**WORK REQUIRED:**
Find and copy each line of the records where the string "BRUNECHILDE" shows up.

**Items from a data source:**
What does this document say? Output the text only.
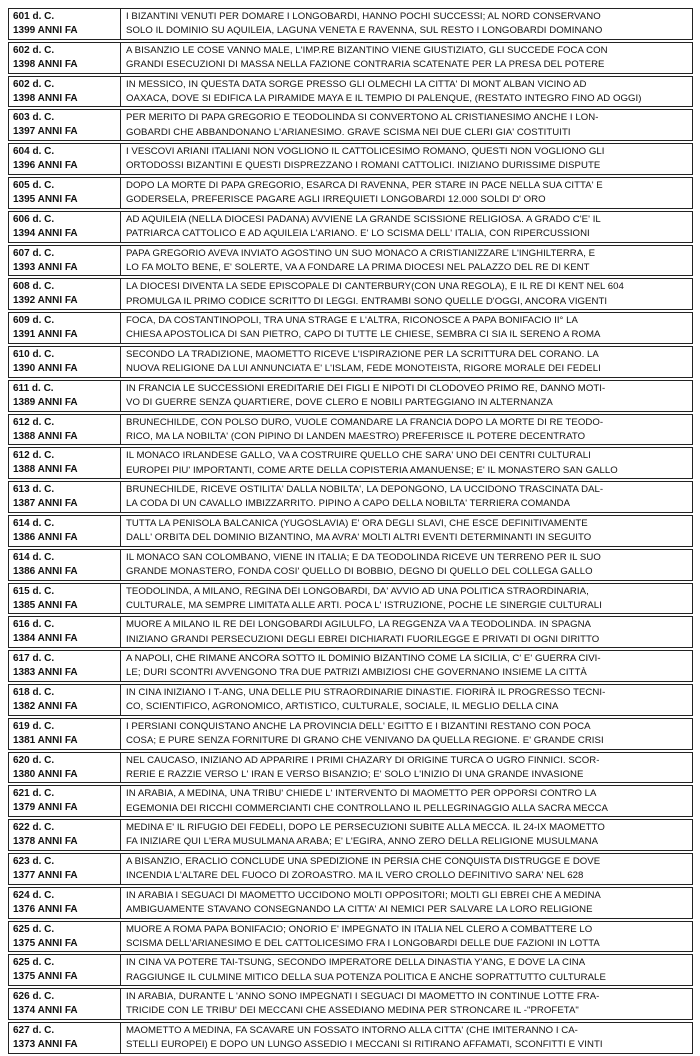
601 d. C.
1399 ANNI FA
I BIZANTINI VENUTI PER DOMARE I LONGOBARDI, HANNO POCHI SUCCESSI; AL NORD CONSERVANO
SOLO IL DOMINIO SU AQUILEIA, LAGUNA VENETA E RAVENNA, SUL RESTO I LONGOBARDI DOMINANO
602 d. C.
1398 ANNI FA
A BISANZIO LE COSE VANNO MALE, L'IMP.RE BIZANTINO VIENE GIUSTIZIATO, GLI SUCCEDE FOCA CON
GRANDI ESECUZIONI DI MASSA NELLA FAZIONE CONTRARIA SCATENATE PER LA PRESA DEL POTERE
602 d. C.
1398 ANNI FA
IN MESSICO, IN QUESTA DATA SORGE PRESSO GLI OLMECHI LA CITTA' DI MONT ALBAN VICINO AD
OAXACA, DOVE SI EDIFICA LA PIRAMIDE MAYA E IL TEMPIO DI PALENQUE, (RESTATO INTEGRO FINO AD OGGI)
603 d. C.
1397 ANNI FA
PER MERITO DI PAPA GREGORIO E TEODOLINDA SI CONVERTONO AL CRISTIANESIMO ANCHE I LON-
GOBARDI CHE ABBANDONANO L'ARIANESIMO. GRAVE SCISMA NEI DUE CLERI GIA' COSTITUITI
604 d. C.
1396 ANNI FA
I VESCOVI ARIANI ITALIANI NON VOGLIONO IL CATTOLICESIMO ROMANO, QUESTI NON VOGLIONO GLI
ORTODOSSI BIZANTINI E QUESTI DISPREZZANO I ROMANI CATTOLICI. INIZIANO DURISSIME DISPUTE
605 d. C.
1395 ANNI FA
DOPO LA MORTE DI PAPA GREGORIO, ESARCA DI RAVENNA, PER STARE IN PACE NELLA SUA CITTA' E
GODERSELA, PREFERISCE PAGARE AGLI IRREQUIETI LONGOBARDI 12.000 SOLDI D' ORO
606 d. C.
1394 ANNI FA
AD AQUILEIA (NELLA DIOCESI PADANA) AVVIENE LA GRANDE SCISSIONE RELIGIOSA. A GRADO C'E' IL
PATRIARCA CATTOLICO E AD AQUILEIA L'ARIANO. E' LO SCISMA DELL' ITALIA, CON RIPERCUSSIONI
607 d. C.
1393 ANNI FA
PAPA GREGORIO AVEVA INVIATO AGOSTINO UN SUO MONACO A CRISTIANIZZARE L'INGHILTERRA, E
LO FA MOLTO BENE, E' SOLERTE, VA A FONDARE LA PRIMA DIOCESI NEL PALAZZO DEL RE DI KENT
608 d. C.
1392 ANNI FA
LA DIOCESI DIVENTA LA SEDE EPISCOPALE DI CANTERBURY(CON UNA REGOLA), E IL RE DI KENT NEL 604
PROMULGA IL PRIMO CODICE SCRITTO DI LEGGI. ENTRAMBI SONO QUELLE D'OGGI, ANCORA VIGENTI
609 d. C.
1391 ANNI FA
FOCA, DA COSTANTINOPOLI, TRA UNA STRAGE E L'ALTRA, RICONOSCE A PAPA BONIFACIO II° LA
CHIESA APOSTOLICA DI SAN PIETRO, CAPO DI TUTTE LE CHIESE, SEMBRA CI SIA IL SERENO A ROMA
610 d. C.
1390 ANNI FA
SECONDO LA TRADIZIONE, MAOMETTO RICEVE L'ISPIRAZIONE PER LA SCRITTURA DEL CORANO. LA
NUOVA RELIGIONE DA LUI ANNUNCIATA E' L'ISLAM, FEDE MONOTEISTA, RIGORE MORALE DEI FEDELI
611 d. C.
1389 ANNI FA
IN FRANCIA LE SUCCESSIONI EREDITARIE DEI FIGLI E NIPOTI DI CLODOVEO PRIMO RE, DANNO MOTI-
VO DI GUERRE SENZA QUARTIERE, DOVE CLERO E NOBILI PARTEGGIANO IN ALTERNANZA
612 d. C.
1388 ANNI FA
BRUNECHILDE, CON POLSO DURO, VUOLE COMANDARE LA FRANCIA DOPO LA MORTE DI RE TEODO-
RICO, MA LA NOBILTA' (CON PIPINO DI LANDEN MAESTRO) PREFERISCE IL POTERE DECENTRATO
612 d. C.
1388 ANNI FA
IL MONACO IRLANDESE GALLO, VA A COSTRUIRE QUELLO CHE SARA' UNO DEI CENTRI CULTURALI
EUROPEI PIU' IMPORTANTI, COME ARTE DELLA COPISTERIA AMANUENSE; E' IL MONASTERO SAN GALLO
613 d. C.
1387 ANNI FA
BRUNECHILDE, RICEVE OSTILITA' DALLA NOBILTA', LA DEPONGONO, LA UCCIDONO TRASCINATA DAL-
LA CODA DI UN CAVALLO IMBIZZARRITO. PIPINO A CAPO DELLA NOBILTA' TERRIERA COMANDA
614 d. C.
1386 ANNI FA
TUTTA LA PENISOLA BALCANICA (YUGOSLAVIA) E' ORA DEGLI SLAVI, CHE ESCE DEFINITIVAMENTE
DALL' ORBITA DEL DOMINIO BIZANTINO, MA AVRA' MOLTI ALTRI EVENTI DETERMINANTI IN SEGUITO
614 d. C.
1386 ANNI FA
IL MONACO SAN COLOMBANO, VIENE IN ITALIA; E DA TEODOLINDA RICEVE UN TERRENO PER IL SUO
GRANDE MONASTERO, FONDA COSI' QUELLO DI BOBBIO, DEGNO DI QUELLO DEL COLLEGA GALLO
615 d. C.
1385 ANNI FA
TEODOLINDA, A MILANO, REGINA DEI LONGOBARDI, DA' AVVIO AD UNA POLITICA STRAORDINARIA,
CULTURALE, MA SEMPRE LIMITATA ALLE ARTI. POCA L' ISTRUZIONE, POCHE LE SINERGIE CULTURALI
616 d. C.
1384 ANNI FA
MUORE A MILANO IL RE DEI LONGOBARDI AGILULFO, LA REGGENZA VA A TEODOLINDA. IN SPAGNA
INIZIANO GRANDI PERSECUZIONI DEGLI EBREI DICHIARATI FUORILEGGE E PRIVATI DI OGNI DIRITTO
617 d. C.
1383 ANNI FA
A NAPOLI, CHE RIMANE ANCORA SOTTO IL DOMINIO BIZANTINO COME LA SICILIA, C' E' GUERRA CIVI-
LE; DURI SCONTRI AVVENGONO TRA DUE PATRIZI AMBIZIOSI CHE GOVERNANO INSIEME LA CITTÀ
618 d. C.
1382 ANNI FA
IN CINA INIZIANO I T-ANG, UNA DELLE PIU STRAORDINARIE DINASTIE. FIORIRÀ IL PROGRESSO TECNI-
CO, SCIENTIFICO, AGRONOMICO, ARTISTICO, CULTURALE, SOCIALE, IL MEGLIO DELLA CINA
619 d. C.
1381 ANNI FA
I PERSIANI CONQUISTANO ANCHE LA PROVINCIA DELL' EGITTO E I BIZANTINI RESTANO CON POCA
COSA; E PURE SENZA FORNITURE DI GRANO CHE VENIVANO DA QUELLA REGIONE. E' GRANDE CRISI
620 d. C.
1380 ANNI FA
NEL CAUCASO, INIZIANO AD APPARIRE I PRIMI CHAZARY DI ORIGINE TURCA O UGRO FINNICI. SCOR-
RERIE E RAZZIE VERSO L' IRAN E VERSO BISANZIO; E' SOLO L'INIZIO DI UNA GRANDE INVASIONE
621 d. C.
1379 ANNI FA
IN ARABIA, A MEDINA, UNA TRIBU' CHIEDE L' INTERVENTO DI MAOMETTO PER OPPORSI CONTRO LA
EGEMONIA DEI RICCHI COMMERCIANTI CHE CONTROLLANO IL PELLEGRINAGGIO ALLA SACRA MECCA
622 d. C.
1378 ANNI FA
MEDINA E' IL RIFUGIO DEI FEDELI, DOPO LE PERSECUZIONI SUBITE ALLA MECCA. IL 24-IX MAOMETTO
FA INIZIARE QUI L'ERA MUSULMANA ARABA; E' L'EGIRA, ANNO ZERO DELLA RELIGIONE MUSULMANA
623 d. C.
1377 ANNI FA
A BISANZIO, ERACLIO CONCLUDE UNA SPEDIZIONE IN PERSIA CHE CONQUISTA DISTRUGGE E DOVE
INCENDIA L'ALTARE DEL FUOCO DI ZOROASTRO. MA IL VERO CROLLO DEFINITIVO SARA' NEL 628
624 d. C.
1376 ANNI FA
IN ARABIA I SEGUACI DI MAOMETTO UCCIDONO MOLTI OPPOSITORI; MOLTI GLI EBREI CHE A MEDINA
AMBIGUAMENTE STAVANO CONSEGNANDO LA CITTA' AI NEMICI PER SALVARE LA LORO RELIGIONE
625 d. C.
1375 ANNI FA
MUORE A ROMA PAPA BONIFACIO; ONORIO E' IMPEGNATO IN ITALIA NEL CLERO A COMBATTERE LO
SCISMA DELL'ARIANESIMO E DEL CATTOLICESIMO FRA I LONGOBARDI DELLE DUE FAZIONI IN LOTTA
625 d. C.
1375 ANNI FA
IN CINA VA POTERE TAI-TSUNG, SECONDO IMPERATORE DELLA DINASTIA Y'ANG, E DOVE LA CINA
RAGGIUNGE IL CULMINE MITICO DELLA SUA POTENZA POLITICA E ANCHE SOPRATTUTTO CULTURALE
626 d. C.
1374 ANNI FA
IN ARABIA, DURANTE L 'ANNO SONO IMPEGNATI I SEGUACI DI MAOMETTO IN CONTINUE LOTTE FRA-
TRICIDE CON LE TRIBU' DEI MECCANI CHE ASSEDIANO MEDINA PER STRONCARE IL -"PROFETA"
627 d. C.
1373 ANNI FA
MAOMETTO A MEDINA, FA SCAVARE UN FOSSATO INTORNO ALLA CITTA' (CHE IMITERANNO I CA-
STELLI EUROPEI) E DOPO UN LUNGO ASSEDIO I MECCANI SI RITIRANO AFFAMATI, SCONFITTI E VINTI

**RESPONSE BELOW:**
BRUNECHILDE, CON POLSO DURO, VUOLE COMANDARE LA FRANCIA DOPO LA MORTE DI RE TEODO-
BRUNECHILDE, RICEVE OSTILITA' DALLA NOBILTA', LA DEPONGONO, LA UCCIDONO TRASCINATA DAL-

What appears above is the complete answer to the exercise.